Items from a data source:
• • •

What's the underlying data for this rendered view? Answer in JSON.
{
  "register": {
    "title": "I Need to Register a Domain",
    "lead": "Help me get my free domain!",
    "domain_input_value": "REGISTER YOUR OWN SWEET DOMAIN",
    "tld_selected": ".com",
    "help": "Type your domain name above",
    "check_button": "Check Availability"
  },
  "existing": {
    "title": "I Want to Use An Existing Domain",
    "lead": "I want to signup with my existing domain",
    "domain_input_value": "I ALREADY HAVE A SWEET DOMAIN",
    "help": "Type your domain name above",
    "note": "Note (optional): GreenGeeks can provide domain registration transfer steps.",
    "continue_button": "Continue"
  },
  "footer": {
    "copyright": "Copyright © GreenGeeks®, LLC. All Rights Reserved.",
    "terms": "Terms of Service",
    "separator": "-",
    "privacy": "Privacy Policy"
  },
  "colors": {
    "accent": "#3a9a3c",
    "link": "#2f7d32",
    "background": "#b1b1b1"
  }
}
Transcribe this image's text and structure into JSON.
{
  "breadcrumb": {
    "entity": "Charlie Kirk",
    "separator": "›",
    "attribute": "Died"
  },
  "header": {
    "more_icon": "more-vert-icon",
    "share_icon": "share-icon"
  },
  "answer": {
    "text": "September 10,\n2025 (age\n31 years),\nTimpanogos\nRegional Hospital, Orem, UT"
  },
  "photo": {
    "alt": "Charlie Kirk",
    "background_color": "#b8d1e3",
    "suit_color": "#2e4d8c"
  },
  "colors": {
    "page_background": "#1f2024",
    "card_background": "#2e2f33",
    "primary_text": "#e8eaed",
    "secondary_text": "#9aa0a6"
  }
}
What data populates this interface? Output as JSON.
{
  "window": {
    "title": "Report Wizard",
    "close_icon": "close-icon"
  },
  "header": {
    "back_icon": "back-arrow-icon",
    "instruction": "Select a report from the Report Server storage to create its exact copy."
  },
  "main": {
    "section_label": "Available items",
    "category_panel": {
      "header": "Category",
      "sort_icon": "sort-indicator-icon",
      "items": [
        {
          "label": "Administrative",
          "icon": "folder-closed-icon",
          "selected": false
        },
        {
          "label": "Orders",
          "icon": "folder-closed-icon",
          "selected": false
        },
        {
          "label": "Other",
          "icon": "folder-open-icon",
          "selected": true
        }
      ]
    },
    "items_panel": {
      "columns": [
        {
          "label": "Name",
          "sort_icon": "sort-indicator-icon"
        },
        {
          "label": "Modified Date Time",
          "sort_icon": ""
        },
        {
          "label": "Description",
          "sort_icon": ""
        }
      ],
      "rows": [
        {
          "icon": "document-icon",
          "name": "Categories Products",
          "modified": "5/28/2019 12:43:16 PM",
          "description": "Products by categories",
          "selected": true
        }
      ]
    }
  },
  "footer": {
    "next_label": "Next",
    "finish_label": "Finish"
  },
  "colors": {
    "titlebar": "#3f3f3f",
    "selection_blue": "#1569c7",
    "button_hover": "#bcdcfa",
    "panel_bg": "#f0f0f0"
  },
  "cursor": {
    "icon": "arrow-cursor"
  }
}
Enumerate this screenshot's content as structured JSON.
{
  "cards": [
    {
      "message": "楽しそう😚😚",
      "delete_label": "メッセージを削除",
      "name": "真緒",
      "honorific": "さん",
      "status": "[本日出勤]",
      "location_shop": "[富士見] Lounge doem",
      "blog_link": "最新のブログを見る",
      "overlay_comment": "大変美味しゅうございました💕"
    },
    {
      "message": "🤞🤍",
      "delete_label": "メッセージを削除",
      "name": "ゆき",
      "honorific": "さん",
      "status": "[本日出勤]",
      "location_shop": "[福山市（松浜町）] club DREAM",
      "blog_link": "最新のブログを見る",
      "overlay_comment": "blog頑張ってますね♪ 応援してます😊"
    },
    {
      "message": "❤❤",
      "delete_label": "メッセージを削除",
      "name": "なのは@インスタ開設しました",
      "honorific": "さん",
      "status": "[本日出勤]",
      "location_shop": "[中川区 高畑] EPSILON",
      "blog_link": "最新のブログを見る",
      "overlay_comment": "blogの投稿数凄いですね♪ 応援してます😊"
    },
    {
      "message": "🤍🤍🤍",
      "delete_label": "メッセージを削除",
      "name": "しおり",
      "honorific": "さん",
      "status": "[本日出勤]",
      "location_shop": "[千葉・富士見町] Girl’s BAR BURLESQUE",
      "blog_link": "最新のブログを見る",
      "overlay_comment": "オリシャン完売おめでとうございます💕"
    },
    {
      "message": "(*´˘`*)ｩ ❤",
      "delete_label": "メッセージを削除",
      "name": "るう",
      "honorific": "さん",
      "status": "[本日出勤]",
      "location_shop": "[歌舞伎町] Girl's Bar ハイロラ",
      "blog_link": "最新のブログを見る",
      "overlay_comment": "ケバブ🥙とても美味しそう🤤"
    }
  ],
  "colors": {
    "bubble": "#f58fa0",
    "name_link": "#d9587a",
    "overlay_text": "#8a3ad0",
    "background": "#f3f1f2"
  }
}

• • •

• [EXERCISE DESCRIPTION]: Give the number of lines that hold the word "Charlie" in these records, with nothing added.

• [SOLUTION TO THIS PROBLEM]: 2